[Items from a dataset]
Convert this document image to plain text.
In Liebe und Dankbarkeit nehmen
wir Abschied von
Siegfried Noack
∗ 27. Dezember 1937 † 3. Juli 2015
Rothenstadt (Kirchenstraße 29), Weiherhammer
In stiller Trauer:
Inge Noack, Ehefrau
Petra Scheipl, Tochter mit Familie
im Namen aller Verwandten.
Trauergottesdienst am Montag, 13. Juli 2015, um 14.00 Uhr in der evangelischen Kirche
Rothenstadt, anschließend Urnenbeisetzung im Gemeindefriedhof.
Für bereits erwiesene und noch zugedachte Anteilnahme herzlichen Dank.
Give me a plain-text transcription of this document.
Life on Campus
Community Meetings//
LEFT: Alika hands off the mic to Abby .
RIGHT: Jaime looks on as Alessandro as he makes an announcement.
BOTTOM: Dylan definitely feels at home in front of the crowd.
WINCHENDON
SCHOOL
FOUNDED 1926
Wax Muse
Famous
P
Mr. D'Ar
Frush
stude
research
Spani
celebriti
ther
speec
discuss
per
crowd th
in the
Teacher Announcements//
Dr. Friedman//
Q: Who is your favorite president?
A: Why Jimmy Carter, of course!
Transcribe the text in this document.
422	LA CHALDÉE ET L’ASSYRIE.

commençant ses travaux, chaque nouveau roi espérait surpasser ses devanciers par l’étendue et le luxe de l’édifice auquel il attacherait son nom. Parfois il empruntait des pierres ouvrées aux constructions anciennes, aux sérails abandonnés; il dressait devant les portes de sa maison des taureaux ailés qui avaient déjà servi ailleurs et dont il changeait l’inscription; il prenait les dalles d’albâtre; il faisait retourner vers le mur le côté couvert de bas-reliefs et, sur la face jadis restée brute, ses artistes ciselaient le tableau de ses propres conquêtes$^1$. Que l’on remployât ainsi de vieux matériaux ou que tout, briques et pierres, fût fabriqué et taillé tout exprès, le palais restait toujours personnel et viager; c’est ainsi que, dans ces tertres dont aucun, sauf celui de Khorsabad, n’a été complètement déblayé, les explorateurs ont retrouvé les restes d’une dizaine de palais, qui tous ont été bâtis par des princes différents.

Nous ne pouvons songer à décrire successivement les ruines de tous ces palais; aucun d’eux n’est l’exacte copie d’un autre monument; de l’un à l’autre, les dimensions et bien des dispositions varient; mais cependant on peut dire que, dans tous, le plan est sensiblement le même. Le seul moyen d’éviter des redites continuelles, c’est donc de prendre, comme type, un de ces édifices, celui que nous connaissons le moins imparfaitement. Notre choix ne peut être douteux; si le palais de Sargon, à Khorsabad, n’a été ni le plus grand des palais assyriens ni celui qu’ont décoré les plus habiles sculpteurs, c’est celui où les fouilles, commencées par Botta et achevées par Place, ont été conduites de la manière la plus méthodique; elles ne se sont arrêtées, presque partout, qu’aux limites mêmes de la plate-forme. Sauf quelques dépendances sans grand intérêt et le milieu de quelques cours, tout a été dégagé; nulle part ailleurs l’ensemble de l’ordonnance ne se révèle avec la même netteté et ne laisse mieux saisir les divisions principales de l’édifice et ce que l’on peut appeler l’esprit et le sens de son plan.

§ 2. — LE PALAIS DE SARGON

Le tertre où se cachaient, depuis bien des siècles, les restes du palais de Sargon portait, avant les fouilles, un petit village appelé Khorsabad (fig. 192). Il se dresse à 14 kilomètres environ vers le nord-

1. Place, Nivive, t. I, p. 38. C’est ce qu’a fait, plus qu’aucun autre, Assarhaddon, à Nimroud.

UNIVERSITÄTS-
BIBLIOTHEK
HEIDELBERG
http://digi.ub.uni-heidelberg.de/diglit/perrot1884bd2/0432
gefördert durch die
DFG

● Problem requirements:
Retype all of the material, keeping each line exact.

● Expected output:
Convert this document image to plain text.
In Liebe und Dankbarkeit nehmen
wir Abschied von
Siegfried Noack
∗ 27. Dezember 1937 † 3. Juli 2015
Rothenstadt (Kirchenstraße 29), Weiherhammer
In stiller Trauer:
Inge Noack, Ehefrau
Petra Scheipl, Tochter mit Familie
im Namen aller Verwandten.
Trauergottesdienst am Montag, 13. Juli 2015, um 14.00 Uhr in der evangelischen Kirche
Rothenstadt, anschließend Urnenbeisetzung im Gemeindefriedhof.
Für bereits erwiesene und noch zugedachte Anteilnahme herzlichen Dank.
Give me a plain-text transcription of this document.
Life on Campus
Community Meetings//
LEFT: Alika hands off the mic to Abby .
RIGHT: Jaime looks on as Alessandro as he makes an announcement.
BOTTOM: Dylan definitely feels at home in front of the crowd.
WINCHENDON
SCHOOL
FOUNDED 1926
Wax Muse
Famous
P
Mr. D'Ar
Frush
stude
research
Spani
celebriti
ther
speec
discuss
per
crowd th
in the
Teacher Announcements//
Dr. Friedman//
Q: Who is your favorite president?
A: Why Jimmy Carter, of course!
Transcribe the text in this document.
422	LA CHALDÉE ET L’ASSYRIE.

commençant ses travaux, chaque nouveau roi espérait surpasser ses devanciers par l’étendue et le luxe de l’édifice auquel il attacherait son nom. Parfois il empruntait des pierres ouvrées aux constructions anciennes, aux sérails abandonnés; il dressait devant les portes de sa maison des taureaux ailés qui avaient déjà servi ailleurs et dont il changeait l’inscription; il prenait les dalles d’albâtre; il faisait retourner vers le mur le côté couvert de bas-reliefs et, sur la face jadis restée brute, ses artistes ciselaient le tableau de ses propres conquêtes$^1$. Que l’on remployât ainsi de vieux matériaux ou que tout, briques et pierres, fût fabriqué et taillé tout exprès, le palais restait toujours personnel et viager; c’est ainsi que, dans ces tertres dont aucun, sauf celui de Khorsabad, n’a été complètement déblayé, les explorateurs ont retrouvé les restes d’une dizaine de palais, qui tous ont été bâtis par des princes différents.

Nous ne pouvons songer à décrire successivement les ruines de tous ces palais; aucun d’eux n’est l’exacte copie d’un autre monument; de l’un à l’autre, les dimensions et bien des dispositions varient; mais cependant on peut dire que, dans tous, le plan est sensiblement le même. Le seul moyen d’éviter des redites continuelles, c’est donc de prendre, comme type, un de ces édifices, celui que nous connaissons le moins imparfaitement. Notre choix ne peut être douteux; si le palais de Sargon, à Khorsabad, n’a été ni le plus grand des palais assyriens ni celui qu’ont décoré les plus habiles sculpteurs, c’est celui où les fouilles, commencées par Botta et achevées par Place, ont été conduites de la manière la plus méthodique; elles ne se sont arrêtées, presque partout, qu’aux limites mêmes de la plate-forme. Sauf quelques dépendances sans grand intérêt et le milieu de quelques cours, tout a été dégagé; nulle part ailleurs l’ensemble de l’ordonnance ne se révèle avec la même netteté et ne laisse mieux saisir les divisions principales de l’édifice et ce que l’on peut appeler l’esprit et le sens de son plan.

§ 2. — LE PALAIS DE SARGON

Le tertre où se cachaient, depuis bien des siècles, les restes du palais de Sargon portait, avant les fouilles, un petit village appelé Khorsabad (fig. 192). Il se dresse à 14 kilomètres environ vers le nord-

1. Place, Nivive, t. I, p. 38. C’est ce qu’a fait, plus qu’aucun autre, Assarhaddon, à Nimroud.

UNIVERSITÄTS-
BIBLIOTHEK
HEIDELBERG
http://digi.ub.uni-heidelberg.de/diglit/perrot1884bd2/0432
gefördert durch die
DFG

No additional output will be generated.